(begin)

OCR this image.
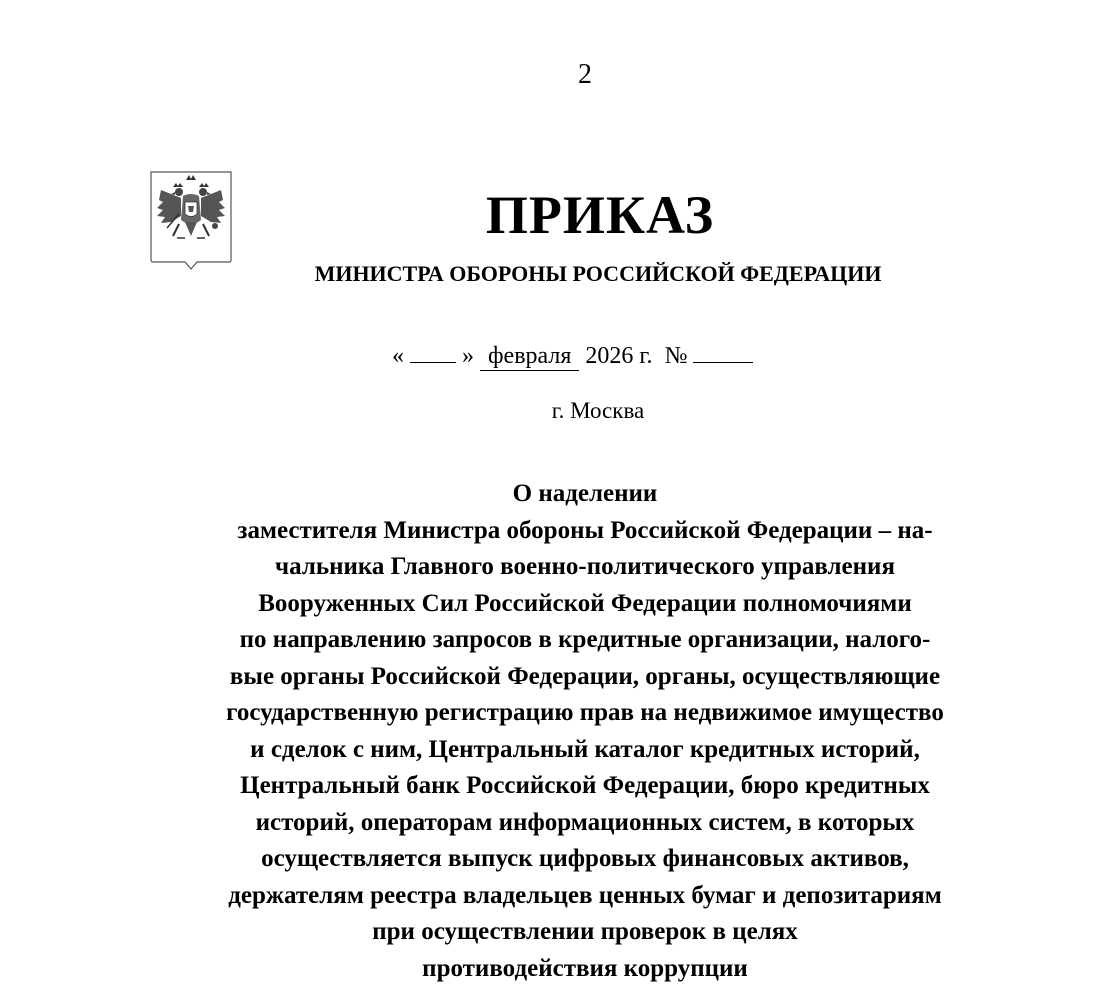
2
ПРИКАЗ
МИНИСТРА ОБОРОНЫ РОССИЙСКОЙ ФЕДЕРАЦИИ
« » февраля 2026 г. №
г. Москва
О наделении
заместителя Министра обороны Российской Федерации – на-
чальника Главного военно-политического управления
Вооруженных Сил Российской Федерации полномочиями
по направлению запросов в кредитные организации, налого-
вые органы Российской Федерации, органы, осуществляющие
государственную регистрацию прав на недвижимое имущество
и сделок с ним, Центральный каталог кредитных историй,
Центральный банк Российской Федерации, бюро кредитных
историй, операторам информационных систем, в которых
осуществляется выпуск цифровых финансовых активов,
держателям реестра владельцев ценных бумаг и депозитариям
при осуществлении проверок в целях
противодействия коррупции
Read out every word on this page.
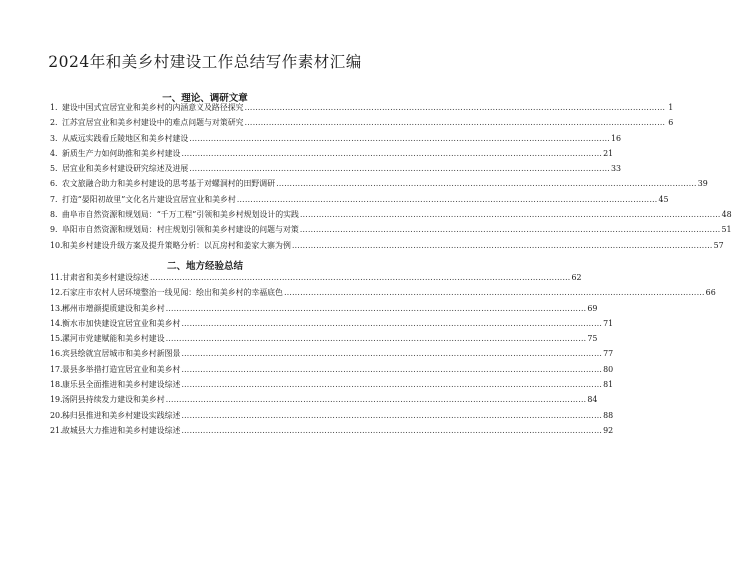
2024年和美乡村建设工作总结写作素材汇编
一、理论、调研文章
1. 建设中国式宜居宜业和美乡村的内涵意义及路径探究 …………………………………………………………………………………………………………………………………………	1
2. 江苏宜居宜业和美乡村建设中的难点问题与对策研究 …………………………………………………………………………………………………………………………………………	6
3. 从威远实践看丘陵地区和美乡村建设 …………………………………………………………………………………………………………………………………………	16
4. 新质生产力如何助推和美乡村建设 …………………………………………………………………………………………………………………………………………	21
5. 居宜业和美乡村建设研究综述及进展 …………………………………………………………………………………………………………………………………………	33
6. 农文旅融合助力和美乡村建设的思考基于对螺洞村的田野调研 …………………………………………………………………………………………………………………………………………	39
7. 打造“晏阳初故里”文化名片建设宜居宜业和美乡村 …………………………………………………………………………………………………………………………………………	45
8. 曲阜市自然资源和规划局：“千万工程”引领和美乡村规划设计的实践 …………………………………………………………………………………………………………………………………………	48
9. 阜阳市自然资源和规划局：村庄规划引领和美乡村建设的问题与对策 …………………………………………………………………………………………………………………………………………	51
10. 和美乡村建设升级方案及提升策略分析：以瓦房村和姜家大寨为例 …………………………………………………………………………………………………………………………………………	57
二、地方经验总结
11. 甘肃省和美乡村建设综述 …………………………………………………………………………………………………………………………………………	62
12. 石家庄市农村人居环境整治一线见闻：绘出和美乡村的幸福底色 …………………………………………………………………………………………………………………………………………	66
13. 郴州市增颜提质建设和美乡村 …………………………………………………………………………………………………………………………………………	69
14. 衡水市加快建设宜居宜业和美乡村 …………………………………………………………………………………………………………………………………………	71
15. 漯河市党建赋能和美乡村建设 …………………………………………………………………………………………………………………………………………	75
16. 宾县绘就宜居城市和美乡村新图景 …………………………………………………………………………………………………………………………………………	77
17. 景县多举措打造宜居宜业和美乡村 …………………………………………………………………………………………………………………………………………	80
18. 康乐县全面推进和美乡村建设综述 …………………………………………………………………………………………………………………………………………	81
19. 汤阴县持续发力建设和美乡村 …………………………………………………………………………………………………………………………………………	84
20. 秭归县推进和美乡村建设实践综述 …………………………………………………………………………………………………………………………………………	88
21. 故城县大力推进和美乡村建设综述 …………………………………………………………………………………………………………………………………………	92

(end)

• **WHAT IS BEING ASKED**
Reproduce the material in its entirety and word for word, without the pictures.

• **EXERCISE OUTPUT**
OCR this image.
2
ПРИКАЗ
МИНИСТРА ОБОРОНЫ РОССИЙСКОЙ ФЕДЕРАЦИИ
« » февраля 2026 г. №
г. Москва
О наделении
заместителя Министра обороны Российской Федерации – на-
чальника Главного военно-политического управления
Вооруженных Сил Российской Федерации полномочиями
по направлению запросов в кредитные организации, налого-
вые органы Российской Федерации, органы, осуществляющие
государственную регистрацию прав на недвижимое имущество
и сделок с ним, Центральный каталог кредитных историй,
Центральный банк Российской Федерации, бюро кредитных
историй, операторам информационных систем, в которых
осуществляется выпуск цифровых финансовых активов,
держателям реестра владельцев ценных бумаг и депозитариям
при осуществлении проверок в целях
противодействия коррупции
Read out every word on this page.
2024年和美乡村建设工作总结写作素材汇编
一、理论、调研文章
1. 建设中国式宜居宜业和美乡村的内涵意义及路径探究 …………………………………………………………………………………………………………………………………………	1
2. 江苏宜居宜业和美乡村建设中的难点问题与对策研究 …………………………………………………………………………………………………………………………………………	6
3. 从威远实践看丘陵地区和美乡村建设 …………………………………………………………………………………………………………………………………………	16
4. 新质生产力如何助推和美乡村建设 …………………………………………………………………………………………………………………………………………	21
5. 居宜业和美乡村建设研究综述及进展 …………………………………………………………………………………………………………………………………………	33
6. 农文旅融合助力和美乡村建设的思考基于对螺洞村的田野调研 …………………………………………………………………………………………………………………………………………	39
7. 打造“晏阳初故里”文化名片建设宜居宜业和美乡村 …………………………………………………………………………………………………………………………………………	45
8. 曲阜市自然资源和规划局：“千万工程”引领和美乡村规划设计的实践 …………………………………………………………………………………………………………………………………………	48
9. 阜阳市自然资源和规划局：村庄规划引领和美乡村建设的问题与对策 …………………………………………………………………………………………………………………………………………	51
10. 和美乡村建设升级方案及提升策略分析：以瓦房村和姜家大寨为例 …………………………………………………………………………………………………………………………………………	57
二、地方经验总结
11. 甘肃省和美乡村建设综述 …………………………………………………………………………………………………………………………………………	62
12. 石家庄市农村人居环境整治一线见闻：绘出和美乡村的幸福底色 …………………………………………………………………………………………………………………………………………	66
13. 郴州市增颜提质建设和美乡村 …………………………………………………………………………………………………………………………………………	69
14. 衡水市加快建设宜居宜业和美乡村 …………………………………………………………………………………………………………………………………………	71
15. 漯河市党建赋能和美乡村建设 …………………………………………………………………………………………………………………………………………	75
16. 宾县绘就宜居城市和美乡村新图景 …………………………………………………………………………………………………………………………………………	77
17. 景县多举措打造宜居宜业和美乡村 …………………………………………………………………………………………………………………………………………	80
18. 康乐县全面推进和美乡村建设综述 …………………………………………………………………………………………………………………………………………	81
19. 汤阴县持续发力建设和美乡村 …………………………………………………………………………………………………………………………………………	84
20. 秭归县推进和美乡村建设实践综述 …………………………………………………………………………………………………………………………………………	88
21. 故城县大力推进和美乡村建设综述 …………………………………………………………………………………………………………………………………………	92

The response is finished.